• [GIVEN EXERCISE]: Reproduce the material below with every instance of "MockBank" renamed to "DemoBank" and nothing else altered. Leave the pictures out.

• [DATA FOR THIS EXERCISE]:
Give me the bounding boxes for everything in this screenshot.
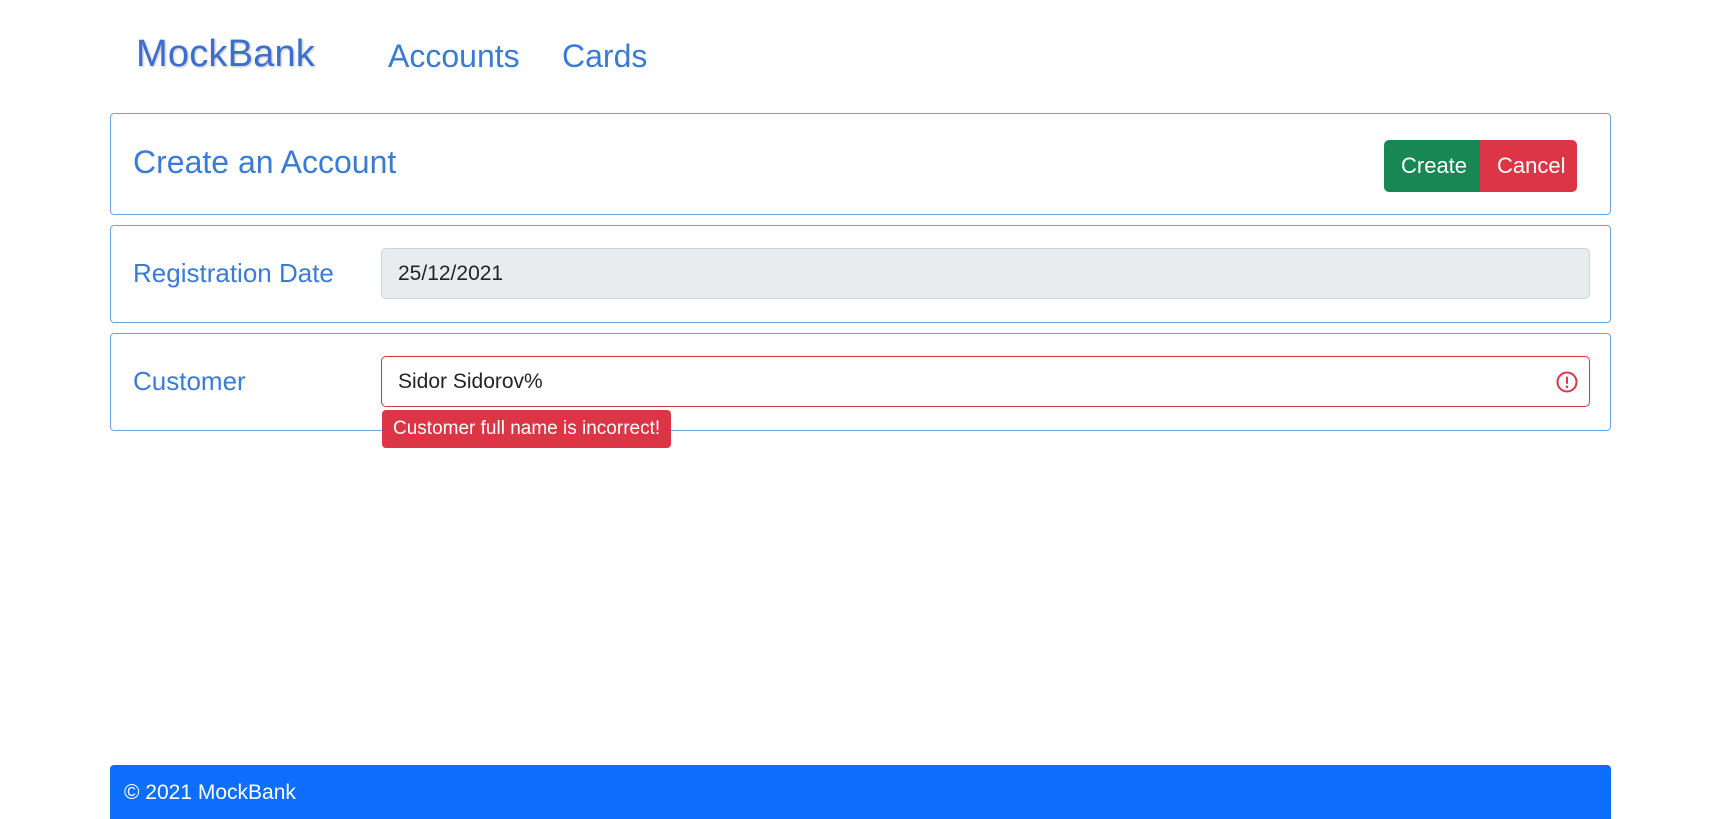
nav-link-accounts[interactable]: Accounts — [388, 38, 520, 75]
top-navbar: MockBank Accounts Cards — [0, 0, 1722, 110]
action-button-group: Create Cancel — [1384, 140, 1577, 192]
footer: © 2021 MockBank — [110, 765, 1611, 819]
customer-label: Customer — [133, 366, 246, 396]
page: MockBank Accounts Cards Create an Accoun… — [0, 0, 1722, 819]
cancel-button[interactable]: Cancel — [1480, 140, 1577, 192]
page-title: Create an Account — [133, 144, 397, 180]
exclamation-circle-icon — [1556, 371, 1578, 393]
brand-link[interactable]: MockBank — [136, 33, 315, 76]
page-header-card: Create an Account Create Cancel — [110, 113, 1611, 215]
customer-field[interactable] — [381, 356, 1590, 407]
create-button[interactable]: Create — [1384, 140, 1480, 192]
registration-date-label: Registration Date — [133, 258, 334, 288]
nav-link-cards[interactable]: Cards — [562, 38, 647, 75]
registration-date-field[interactable] — [381, 248, 1590, 299]
customer-error-tooltip: Customer full name is incorrect! — [382, 410, 672, 448]
customer-card: Customer — [110, 333, 1611, 431]
registration-date-card: Registration Date — [110, 225, 1611, 323]
footer-copyright: © 2021 MockBank — [124, 781, 296, 804]
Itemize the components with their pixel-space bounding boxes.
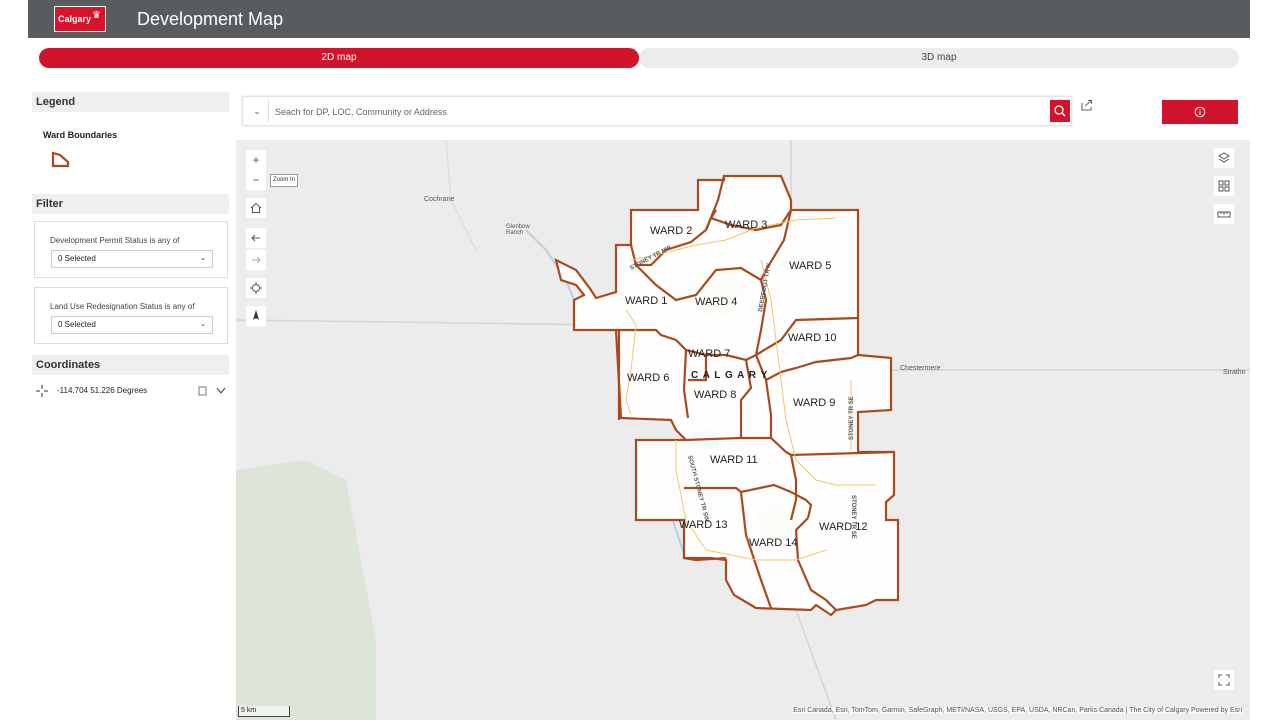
app-title: Development Map [137,9,284,29]
filter-heading[interactable]: Filter [32,194,229,214]
filter-dp-label: Development Permit Status is any of [50,236,180,245]
map-view[interactable]: WARD 1 WARD 2 WARD 3 WARD 4 WARD 5 WARD … [236,140,1250,720]
search-input[interactable] [273,101,1047,123]
search-bar: ⌄ [242,96,1072,126]
arrow-left-icon [251,234,260,242]
fullscreen-icon [1218,674,1230,686]
ward-label: WARD 11 [710,454,758,466]
filter-dp-value: 0 Selected [58,254,96,263]
ward-label: WARD 12 [819,521,868,533]
ward-label: WARD 4 [695,296,737,308]
logo-text: Calgary [58,14,92,24]
ward-label: WARD 1 [625,295,667,307]
coordinates-value: -114.704 51.226 Degrees [57,386,148,395]
arrow-right-icon [252,256,261,264]
info-icon [1194,106,1206,118]
map-mode-tabs: 2D map 3D map [39,48,1239,68]
filter-development-permit: Development Permit Status is any of 0 Se… [34,221,228,278]
copy-icon[interactable] [198,386,207,396]
chevron-down-icon: ⌄ [200,321,206,328]
place-label: Strathn [1223,369,1246,376]
next-extent-button[interactable] [246,250,266,270]
filter-lu-select[interactable]: 0 Selected ⌄ [51,316,213,334]
ward-label: WARD 13 [679,519,728,531]
filter-lu-value: 0 Selected [58,320,96,329]
ward-label: WARD 9 [793,397,835,409]
basemap-gallery-button[interactable] [1214,176,1234,196]
layers-icon [1218,152,1230,163]
place-label: Glenbow Ranch [506,224,530,236]
ward-boundary-swatch-icon [51,151,70,168]
search-icon [1054,105,1066,117]
road-label: STONEY TR SE [849,396,855,440]
zoom-tooltip: Zoom In [270,174,299,187]
search-source-dropdown[interactable]: ⌄ [246,100,269,122]
fullscreen-button[interactable] [1214,670,1234,690]
crest-icon: ♛ [92,10,101,21]
chevron-down-icon: ⌄ [200,255,206,262]
ruler-icon [1217,211,1231,218]
crosshair-icon [36,385,48,397]
coordinates-row: -114.704 51.226 Degrees [36,385,226,399]
scale-bar: 5 km [238,706,290,717]
legend-item-label: Ward Boundaries [43,130,118,140]
app-frame: Calgary ♛ Development Map 2D map 3D map … [28,0,1250,720]
share-icon[interactable] [1080,98,1094,112]
ward-label: WARD 8 [694,389,736,401]
ward-label: WARD 6 [627,372,669,384]
ward-label: WARD 7 [688,348,730,360]
city-label: C A L G A R Y [691,370,768,381]
road-label: STONEY TR SE [850,495,856,539]
ward-label: WARD 14 [749,537,798,549]
filter-dp-select[interactable]: 0 Selected ⌄ [51,250,213,268]
home-button[interactable] [246,198,266,218]
previous-extent-button[interactable] [246,228,266,248]
filter-land-use: Land Use Redesignation Status is any of … [34,287,228,344]
filter-lu-label: Land Use Redesignation Status is any of [50,302,195,311]
grid-icon [1218,180,1230,192]
coordinates-heading[interactable]: Coordinates [32,355,229,375]
place-label: Cochrane [424,196,455,203]
ward-label: WARD 10 [788,332,837,344]
ward-label: WARD 2 [650,225,692,237]
app-header: Calgary ♛ Development Map [28,0,1250,38]
layers-button[interactable] [1214,148,1234,168]
tab-3d-map[interactable]: 3D map [639,48,1239,68]
legend-heading[interactable]: Legend [32,92,229,112]
search-button[interactable] [1050,100,1070,122]
ward-boundaries-layer: WARD 1 WARD 2 WARD 3 WARD 4 WARD 5 WARD … [554,174,900,617]
locate-button[interactable] [246,278,266,298]
side-panel: Legend Ward Boundaries Filter Developmen… [28,88,234,720]
chevron-down-icon[interactable] [216,387,226,395]
zoom-in-button[interactable]: + [246,150,266,170]
zoom-out-button[interactable]: − [246,170,266,190]
compass-icon [253,310,259,320]
place-label: Chestermere [900,365,941,372]
measure-button[interactable] [1214,204,1234,224]
info-button[interactable] [1162,100,1238,124]
locate-icon [250,282,262,294]
compass-button[interactable] [246,306,266,326]
map-attribution: Esri Canada, Esri, TomTom, Garmin, SafeG… [793,707,1242,714]
ward-label: WARD 5 [789,260,831,272]
home-icon [250,202,262,213]
tab-2d-map[interactable]: 2D map [39,48,639,68]
ward-label: WARD 3 [725,219,767,231]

• [TASK OUTPUT]:
Give me the bounding boxes for everything in this screenshot.
nav-link-accounts[interactable]: Accounts — [388, 38, 520, 75]
top-navbar: DemoBank Accounts Cards — [0, 0, 1722, 110]
action-button-group: Create Cancel — [1384, 140, 1577, 192]
footer: © 2021 DemoBank — [110, 765, 1611, 819]
customer-label: Customer — [133, 366, 246, 396]
page: DemoBank Accounts Cards Create an Accoun… — [0, 0, 1722, 819]
cancel-button[interactable]: Cancel — [1480, 140, 1577, 192]
page-title: Create an Account — [133, 144, 397, 180]
exclamation-circle-icon — [1556, 371, 1578, 393]
brand-link[interactable]: DemoBank — [136, 33, 315, 76]
page-header-card: Create an Account Create Cancel — [110, 113, 1611, 215]
customer-field[interactable] — [381, 356, 1590, 407]
create-button[interactable]: Create — [1384, 140, 1480, 192]
registration-date-label: Registration Date — [133, 258, 334, 288]
nav-link-cards[interactable]: Cards — [562, 38, 647, 75]
registration-date-field[interactable] — [381, 248, 1590, 299]
customer-error-tooltip: Customer full name is incorrect! — [382, 410, 672, 448]
customer-card: Customer — [110, 333, 1611, 431]
registration-date-card: Registration Date — [110, 225, 1611, 323]
footer-copyright: © 2021 DemoBank — [124, 781, 296, 804]
Itemize the components with their pixel-space bounding boxes.
app-title: Development Map [137,9,284,29]
filter-heading[interactable]: Filter [32,194,229,214]
filter-dp-label: Development Permit Status is any of [50,236,180,245]
map-view[interactable]: WARD 1 WARD 2 WARD 3 WARD 4 WARD 5 WARD … [236,140,1250,720]
search-input[interactable] [273,101,1047,123]
search-bar: ⌄ [242,96,1072,126]
arrow-left-icon [251,234,260,242]
fullscreen-icon [1218,674,1230,686]
ward-label: WARD 11 [710,454,758,466]
filter-dp-value: 0 Selected [58,254,96,263]
ward-label: WARD 12 [819,521,868,533]
ward-label: WARD 4 [695,296,737,308]
logo-text: Calgary [58,14,92,24]
ward-label: WARD 1 [625,295,667,307]
coordinates-value: -114.704 51.226 Degrees [57,386,148,395]
arrow-right-icon [252,256,261,264]
info-icon [1194,106,1206,118]
map-mode-tabs: 2D map 3D map [39,48,1239,68]
filter-development-permit: Development Permit Status is any of 0 Se… [34,221,228,278]
copy-icon[interactable] [198,386,207,396]
chevron-down-icon: ⌄ [200,321,206,328]
place-label: Strathn [1223,369,1246,376]
next-extent-button[interactable] [246,250,266,270]
filter-lu-select[interactable]: 0 Selected ⌄ [51,316,213,334]
ward-label: WARD 13 [679,519,728,531]
filter-lu-value: 0 Selected [58,320,96,329]
ward-label: WARD 9 [793,397,835,409]
basemap-gallery-button[interactable] [1214,176,1234,196]
layers-icon [1218,152,1230,163]
place-label: Glenbow Ranch [506,224,530,236]
ward-boundary-swatch-icon [51,151,70,168]
search-icon [1054,105,1066,117]
road-label: STONEY TR SE [849,396,855,440]
zoom-tooltip: Zoom In [270,174,299,187]
search-source-dropdown[interactable]: ⌄ [246,100,269,122]
fullscreen-button[interactable] [1214,670,1234,690]
crest-icon: ♛ [92,10,101,21]
chevron-down-icon: ⌄ [200,255,206,262]
ruler-icon [1217,211,1231,218]
crosshair-icon [36,385,48,397]
coordinates-row: -114.704 51.226 Degrees [36,385,226,399]
scale-bar: 5 km [238,706,290,717]
legend-item-label: Ward Boundaries [43,130,118,140]
app-frame: Calgary ♛ Development Map 2D map 3D map … [28,0,1250,720]
share-icon[interactable] [1080,98,1094,112]
ward-label: WARD 8 [694,389,736,401]
ward-label: WARD 6 [627,372,669,384]
ward-label: WARD 7 [688,348,730,360]
city-label: C A L G A R Y [691,370,768,381]
road-label: STONEY TR SE [850,495,856,539]
ward-label: WARD 14 [749,537,798,549]
filter-dp-select[interactable]: 0 Selected ⌄ [51,250,213,268]
home-button[interactable] [246,198,266,218]
previous-extent-button[interactable] [246,228,266,248]
filter-land-use: Land Use Redesignation Status is any of … [34,287,228,344]
filter-lu-label: Land Use Redesignation Status is any of [50,302,195,311]
grid-icon [1218,180,1230,192]
coordinates-heading[interactable]: Coordinates [32,355,229,375]
place-label: Cochrane [424,196,455,203]
ward-label: WARD 10 [788,332,837,344]
ward-label: WARD 2 [650,225,692,237]
app-header: Calgary ♛ Development Map [28,0,1250,38]
layers-button[interactable] [1214,148,1234,168]
tab-3d-map[interactable]: 3D map [639,48,1239,68]
legend-heading[interactable]: Legend [32,92,229,112]
search-button[interactable] [1050,100,1070,122]
ward-boundaries-layer: WARD 1 WARD 2 WARD 3 WARD 4 WARD 5 WARD … [554,174,900,617]
locate-button[interactable] [246,278,266,298]
side-panel: Legend Ward Boundaries Filter Developmen… [28,88,234,720]
chevron-down-icon[interactable] [216,387,226,395]
zoom-in-button[interactable]: + [246,150,266,170]
zoom-out-button[interactable]: − [246,170,266,190]
compass-icon [253,310,259,320]
place-label: Chestermere [900,365,941,372]
measure-button[interactable] [1214,204,1234,224]
info-button[interactable] [1162,100,1238,124]
locate-icon [250,282,262,294]
compass-button[interactable] [246,306,266,326]
map-attribution: Esri Canada, Esri, TomTom, Garmin, SafeG… [793,707,1242,714]
ward-label: WARD 5 [789,260,831,272]
home-icon [250,202,262,213]
tab-2d-map[interactable]: 2D map [39,48,639,68]
ward-label: WARD 3 [725,219,767,231]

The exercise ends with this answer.